_Data section_
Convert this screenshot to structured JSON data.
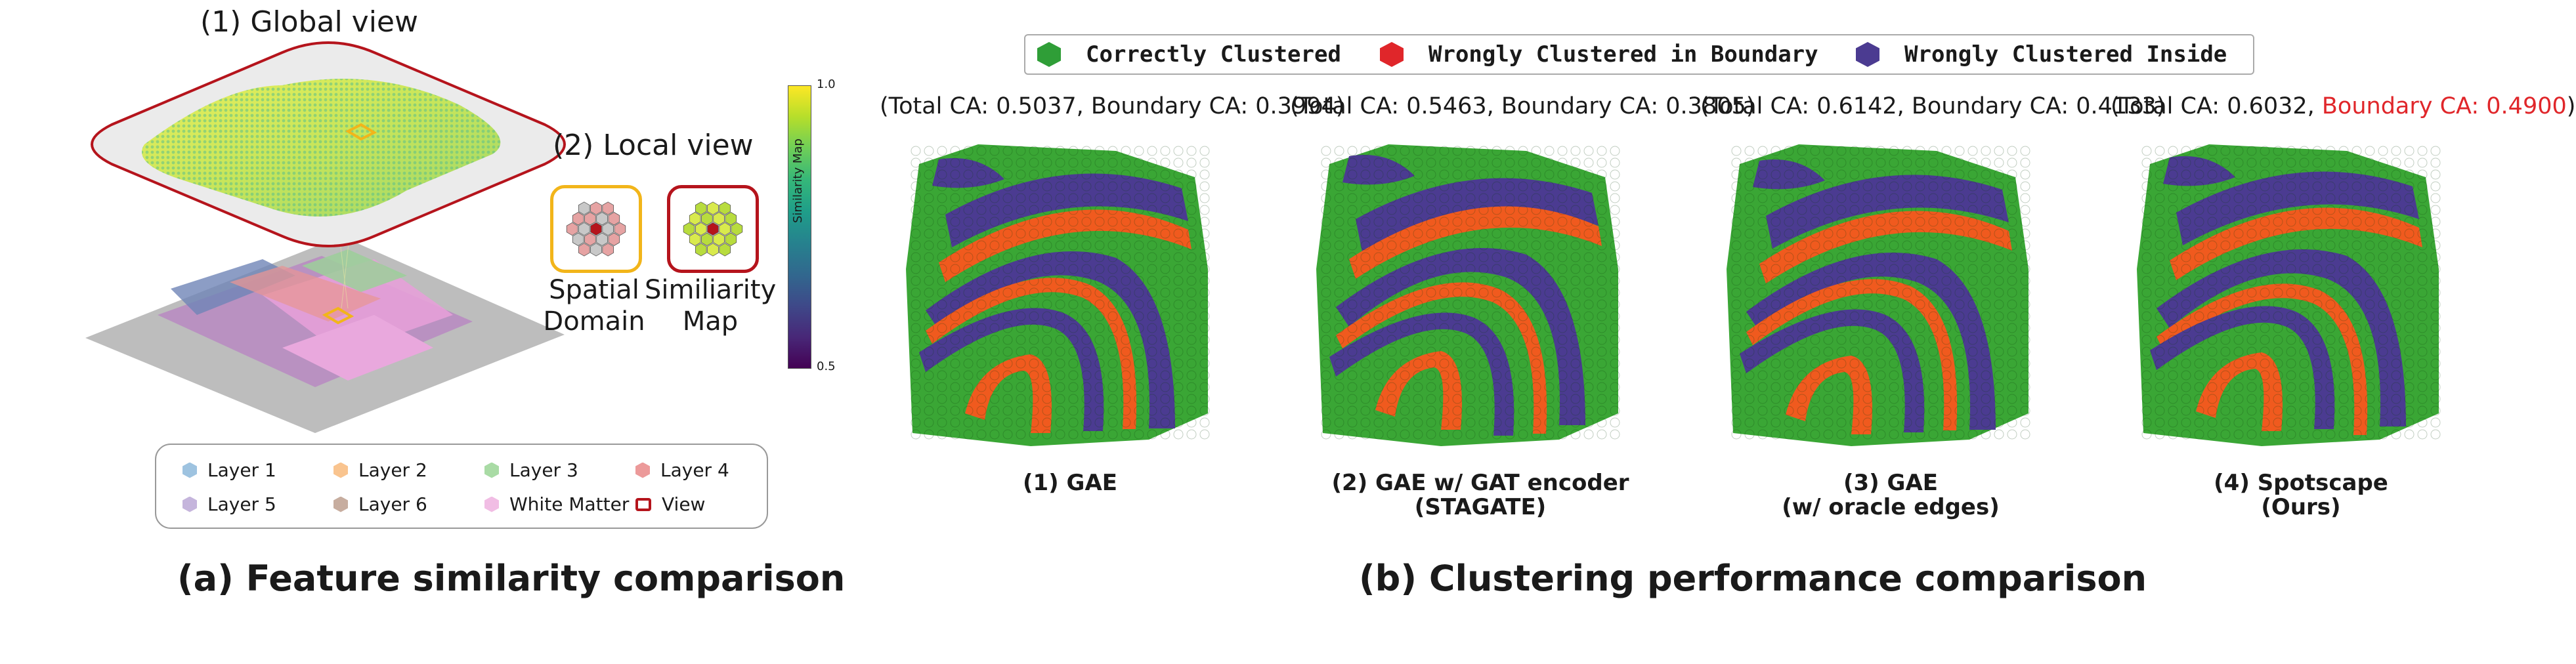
{
  "colors": {
    "correct": "#3aa635",
    "boundary": "#e02a2a",
    "inside": "#4b3b91",
    "orange": "#f05a1e",
    "frame_red": "#b5141c",
    "frame_yellow": "#f2b51a"
  },
  "panel_a": {
    "global_view_title": "(1) Global view",
    "local_view_title": "(2) Local view",
    "spatial_domain_label": "Spatial\nDomain",
    "similarity_map_label": "Similiarity\nMap",
    "colorbar": {
      "title": "Similarity Map",
      "max_label": "1.0",
      "min_label": "0.5"
    },
    "legend": [
      {
        "label": "Layer 1",
        "color": "#9ec3e0"
      },
      {
        "label": "Layer 2",
        "color": "#f9c48f"
      },
      {
        "label": "Layer 3",
        "color": "#a9dba5"
      },
      {
        "label": "Layer 4",
        "color": "#ec9a9a"
      },
      {
        "label": "Layer 5",
        "color": "#c5b5dc"
      },
      {
        "label": "Layer 6",
        "color": "#c7ad9f"
      },
      {
        "label": "White Matter",
        "color": "#f1bde4"
      },
      {
        "label": "View",
        "color": "#ffffff"
      }
    ],
    "caption": "(a) Feature similarity comparison"
  },
  "panel_b": {
    "legend": [
      {
        "label": "Correctly Clustered",
        "color": "#2f9e37"
      },
      {
        "label": "Wrongly Clustered in Boundary",
        "color": "#e0262a"
      },
      {
        "label": "Wrongly Clustered Inside",
        "color": "#4b3b91"
      }
    ],
    "panels": [
      {
        "total_ca": "(Total CA: 0.5037,",
        "boundary_ca": "Boundary CA: 0.3994)",
        "highlight": false,
        "caption": "(1) GAE"
      },
      {
        "total_ca": "(Total CA: 0.5463,",
        "boundary_ca": "Boundary CA: 0.3805)",
        "highlight": false,
        "caption": "(2) GAE w/ GAT encoder\n(STAGATE)"
      },
      {
        "total_ca": "(Total CA: 0.6142,",
        "boundary_ca": "Boundary CA: 0.4133)",
        "highlight": false,
        "caption": "(3) GAE\n(w/ oracle edges)"
      },
      {
        "total_ca": "(Total CA: 0.6032,",
        "boundary_ca": "Boundary CA: 0.4900",
        "close": ")",
        "highlight": true,
        "caption": "(4) Spotscape\n(Ours)"
      }
    ],
    "caption": "(b) Clustering performance comparison"
  }
}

_Aim_
Quote the listing above in full, except for the pictures.

_Exercise response_
Convert this screenshot to structured JSON data.
{
  "colors": {
    "correct": "#3aa635",
    "boundary": "#e02a2a",
    "inside": "#4b3b91",
    "orange": "#f05a1e",
    "frame_red": "#b5141c",
    "frame_yellow": "#f2b51a"
  },
  "panel_a": {
    "global_view_title": "(1) Global view",
    "local_view_title": "(2) Local view",
    "spatial_domain_label": "Spatial\nDomain",
    "similarity_map_label": "Similiarity\nMap",
    "colorbar": {
      "title": "Similarity Map",
      "max_label": "1.0",
      "min_label": "0.5"
    },
    "legend": [
      {
        "label": "Layer 1",
        "color": "#9ec3e0"
      },
      {
        "label": "Layer 2",
        "color": "#f9c48f"
      },
      {
        "label": "Layer 3",
        "color": "#a9dba5"
      },
      {
        "label": "Layer 4",
        "color": "#ec9a9a"
      },
      {
        "label": "Layer 5",
        "color": "#c5b5dc"
      },
      {
        "label": "Layer 6",
        "color": "#c7ad9f"
      },
      {
        "label": "White Matter",
        "color": "#f1bde4"
      },
      {
        "label": "View",
        "color": "#ffffff"
      }
    ],
    "caption": "(a) Feature similarity comparison"
  },
  "panel_b": {
    "legend": [
      {
        "label": "Correctly Clustered",
        "color": "#2f9e37"
      },
      {
        "label": "Wrongly Clustered in Boundary",
        "color": "#e0262a"
      },
      {
        "label": "Wrongly Clustered Inside",
        "color": "#4b3b91"
      }
    ],
    "panels": [
      {
        "total_ca": "(Total CA: 0.5037,",
        "boundary_ca": "Boundary CA: 0.3994)",
        "highlight": false,
        "caption": "(1) GAE"
      },
      {
        "total_ca": "(Total CA: 0.5463,",
        "boundary_ca": "Boundary CA: 0.3805)",
        "highlight": false,
        "caption": "(2) GAE w/ GAT encoder\n(STAGATE)"
      },
      {
        "total_ca": "(Total CA: 0.6142,",
        "boundary_ca": "Boundary CA: 0.4133)",
        "highlight": false,
        "caption": "(3) GAE\n(w/ oracle edges)"
      },
      {
        "total_ca": "(Total CA: 0.6032,",
        "boundary_ca": "Boundary CA: 0.4900",
        "close": ")",
        "highlight": true,
        "caption": "(4) Spotscape\n(Ours)"
      }
    ],
    "caption": "(b) Clustering performance comparison"
  }
}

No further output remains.